» EXERCISE GOAL
Write out the data below in full, unchanged, minus the images.

--- START ---

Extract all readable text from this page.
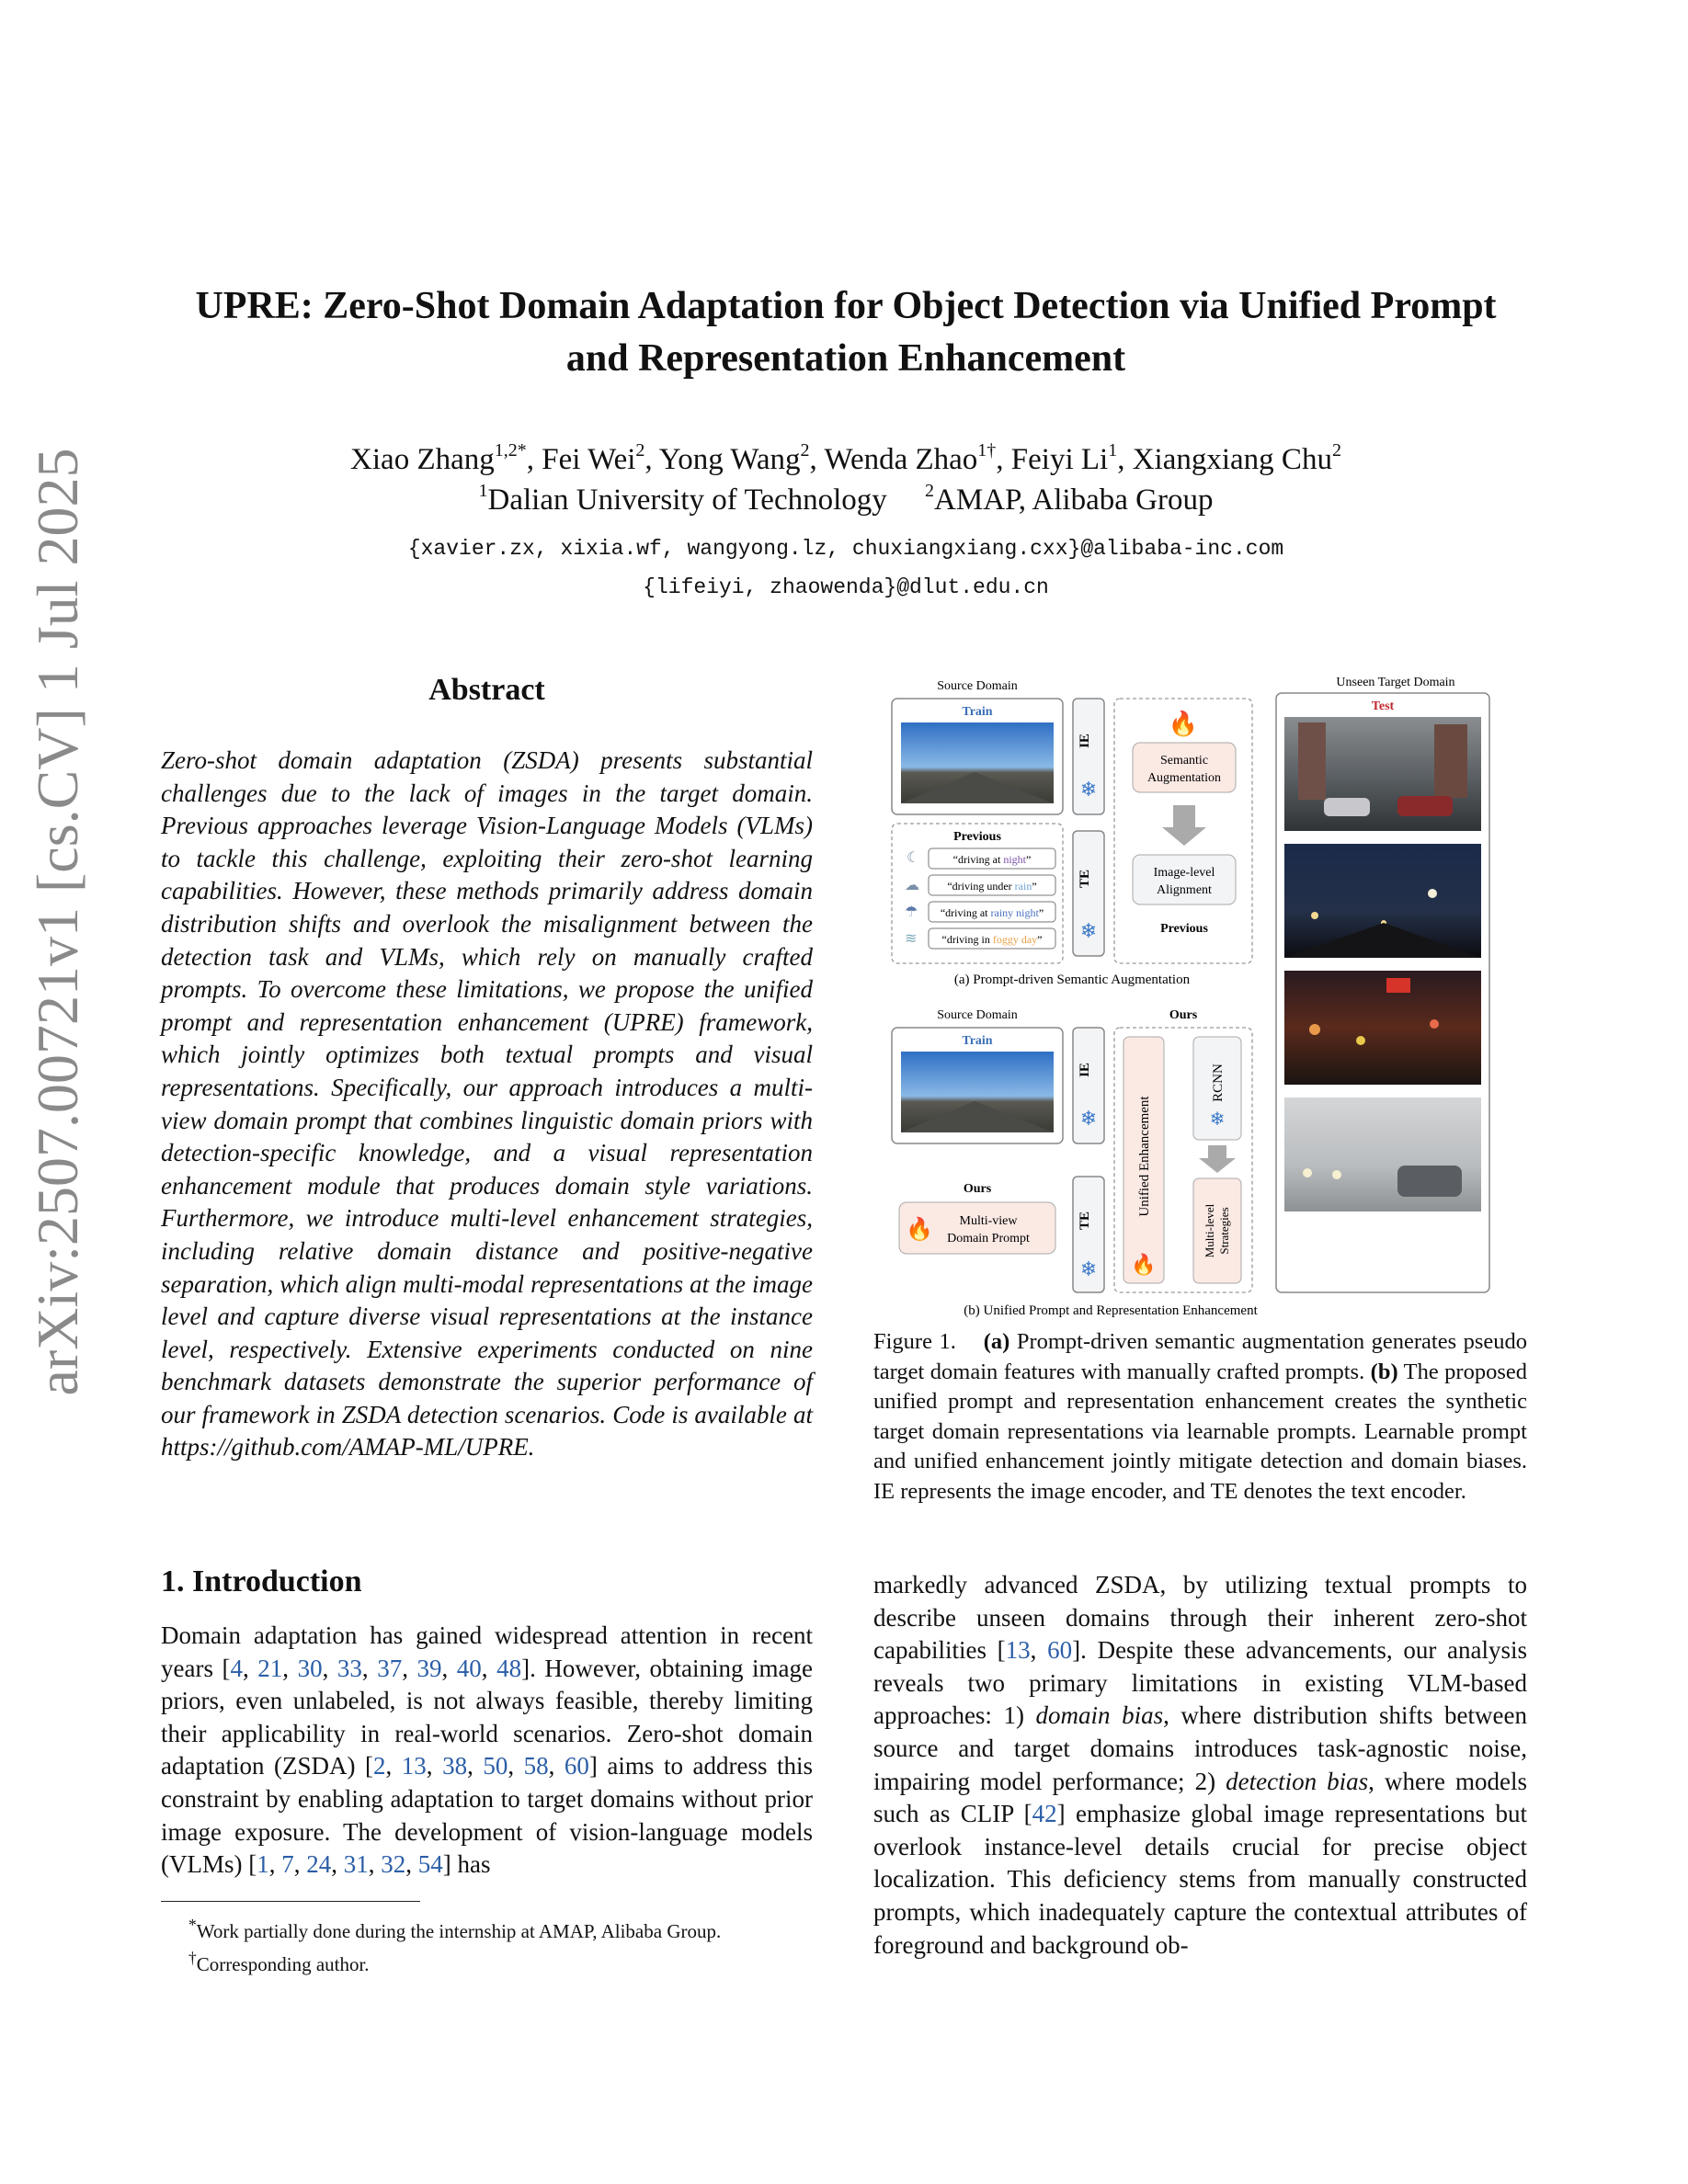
UPRE: Zero-Shot Domain Adaptation for Object Detection via Unified Prompt
and Representation Enhancement
Xiao Zhang$^{1,2*}$, Fei Wei$^2$, Yong Wang$^2$, Wenda Zhao$^{1\dagger}$, Feiyi Li$^1$, Xiangxiang Chu$^2$
$^1$Dalian University of Technology $^2$AMAP, Alibaba Group
{xavier.zx, xixia.wf, wangyong.lz, chuxiangxiang.cxx}@alibaba-inc.com
{lifeiyi, zhaowenda}@dlut.edu.cn
arXiv:2507.00721v1 [cs.CV] 1 Jul 2025	Abstract
Zero-shot domain adaptation (ZSDA) presents substantial challenges due to the lack of images in the target domain. Previous approaches leverage Vision-Language Models (VLMs) to tackle this challenge, exploiting their zero-shot learning capabilities. However, these methods primarily address domain distribution shifts and overlook the misalignment between the detection task and VLMs, which rely on manually crafted prompts. To overcome these limitations, we propose the unified prompt and representation enhancement (UPRE) framework, which jointly optimizes both textual prompts and visual representations. Specifically, our approach introduces a multi-view domain prompt that combines linguistic domain priors with detection-specific knowledge, and a visual representation enhancement module that produces domain style variations. Furthermore, we introduce multi-level enhancement strategies, including relative domain distance and positive-negative separation, which align multi-modal representations at the image level and capture diverse visual representations at the instance level, respectively. Extensive experiments conducted on nine benchmark datasets demonstrate the superior performance of our framework in ZSDA detection scenarios. Code is available at https://github.com/AMAP-ML/UPRE.
Source Domain
Train
IE
❄
Previous
☾	“driving at night”
☁	“driving under rain”
☂ “driving at rainy night”
≋ “driving in foggy day”
TE
❄
🔥
Semantic
Augmentation
Image-level
Alignment
Previous
(a) Prompt-driven Semantic Augmentation
Source Domain
Train
IE
❄
Ours
🔥 Multi-view
Domain Prompt
TE
❄
Ours
Unified Enhancement
🔥
RCNN
❄
Multi-level Strategies
(b) Unified Prompt and Representation Enhancement
Unseen Target Domain
Test
Figure 1. (a) Prompt-driven semantic augmentation generates pseudo target domain features with manually crafted prompts. (b) The proposed unified prompt and representation enhancement creates the synthetic target domain representations via learnable prompts. Learnable prompt and unified enhancement jointly mitigate detection and domain biases. IE represents the image encoder, and TE denotes the text encoder.
1. Introduction
Domain adaptation has gained widespread attention in recent years [4, 21, 30, 33, 37, 39, 40, 48]. However, obtaining image priors, even unlabeled, is not always feasible, thereby limiting their applicability in real-world scenarios. Zero-shot domain adaptation (ZSDA) [2, 13, 38, 50, 58, 60] aims to address this constraint by enabling adaptation to target domains without prior image exposure. The development of vision-language models (VLMs) [1, 7, 24, 31, 32, 54] has
markedly advanced ZSDA, by utilizing textual prompts to describe unseen domains through their inherent zero-shot capabilities [13, 60]. Despite these advancements, our analysis reveals two primary limitations in existing VLM-based approaches: 1) domain bias, where distribution shifts between source and target domains introduces task-agnostic noise, impairing model performance; 2) detection bias, where models such as CLIP [42] emphasize global image representations but overlook instance-level details crucial for precise object localization. This deficiency stems from manually constructed prompts, which inadequately capture the contextual attributes of foreground and background ob-
*Work partially done during the internship at AMAP, Alibaba Group.
†Corresponding author.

--- END ---

» THE RESULT
Extract all readable text from this page.
UPRE: Zero-Shot Domain Adaptation for Object Detection via Unified Prompt
and Representation Enhancement
Xiao Zhang$^{1,2*}$, Fei Wei$^2$, Yong Wang$^2$, Wenda Zhao$^{1\dagger}$, Feiyi Li$^1$, Xiangxiang Chu$^2$
$^1$Dalian University of Technology $^2$AMAP, Alibaba Group
{xavier.zx, xixia.wf, wangyong.lz, chuxiangxiang.cxx}@alibaba-inc.com
{lifeiyi, zhaowenda}@dlut.edu.cn
arXiv:2507.00721v1 [cs.CV] 1 Jul 2025	Abstract
Zero-shot domain adaptation (ZSDA) presents substantial challenges due to the lack of images in the target domain. Previous approaches leverage Vision-Language Models (VLMs) to tackle this challenge, exploiting their zero-shot learning capabilities. However, these methods primarily address domain distribution shifts and overlook the misalignment between the detection task and VLMs, which rely on manually crafted prompts. To overcome these limitations, we propose the unified prompt and representation enhancement (UPRE) framework, which jointly optimizes both textual prompts and visual representations. Specifically, our approach introduces a multi-view domain prompt that combines linguistic domain priors with detection-specific knowledge, and a visual representation enhancement module that produces domain style variations. Furthermore, we introduce multi-level enhancement strategies, including relative domain distance and positive-negative separation, which align multi-modal representations at the image level and capture diverse visual representations at the instance level, respectively. Extensive experiments conducted on nine benchmark datasets demonstrate the superior performance of our framework in ZSDA detection scenarios. Code is available at https://github.com/AMAP-ML/UPRE.
Source Domain
Train
IE
❄
Previous
☾	“driving at night”
☁	“driving under rain”
☂ “driving at rainy night”
≋ “driving in foggy day”
TE
❄
🔥
Semantic
Augmentation
Image-level
Alignment
Previous
(a) Prompt-driven Semantic Augmentation
Source Domain
Train
IE
❄
Ours
🔥 Multi-view
Domain Prompt
TE
❄
Ours
Unified Enhancement
🔥
RCNN
❄
Multi-level Strategies
(b) Unified Prompt and Representation Enhancement
Unseen Target Domain
Test
Figure 1. (a) Prompt-driven semantic augmentation generates pseudo target domain features with manually crafted prompts. (b) The proposed unified prompt and representation enhancement creates the synthetic target domain representations via learnable prompts. Learnable prompt and unified enhancement jointly mitigate detection and domain biases. IE represents the image encoder, and TE denotes the text encoder.
1. Introduction
Domain adaptation has gained widespread attention in recent years [4, 21, 30, 33, 37, 39, 40, 48]. However, obtaining image priors, even unlabeled, is not always feasible, thereby limiting their applicability in real-world scenarios. Zero-shot domain adaptation (ZSDA) [2, 13, 38, 50, 58, 60] aims to address this constraint by enabling adaptation to target domains without prior image exposure. The development of vision-language models (VLMs) [1, 7, 24, 31, 32, 54] has
markedly advanced ZSDA, by utilizing textual prompts to describe unseen domains through their inherent zero-shot capabilities [13, 60]. Despite these advancements, our analysis reveals two primary limitations in existing VLM-based approaches: 1) domain bias, where distribution shifts between source and target domains introduces task-agnostic noise, impairing model performance; 2) detection bias, where models such as CLIP [42] emphasize global image representations but overlook instance-level details crucial for precise object localization. This deficiency stems from manually constructed prompts, which inadequately capture the contextual attributes of foreground and background ob-
*Work partially done during the internship at AMAP, Alibaba Group.
†Corresponding author.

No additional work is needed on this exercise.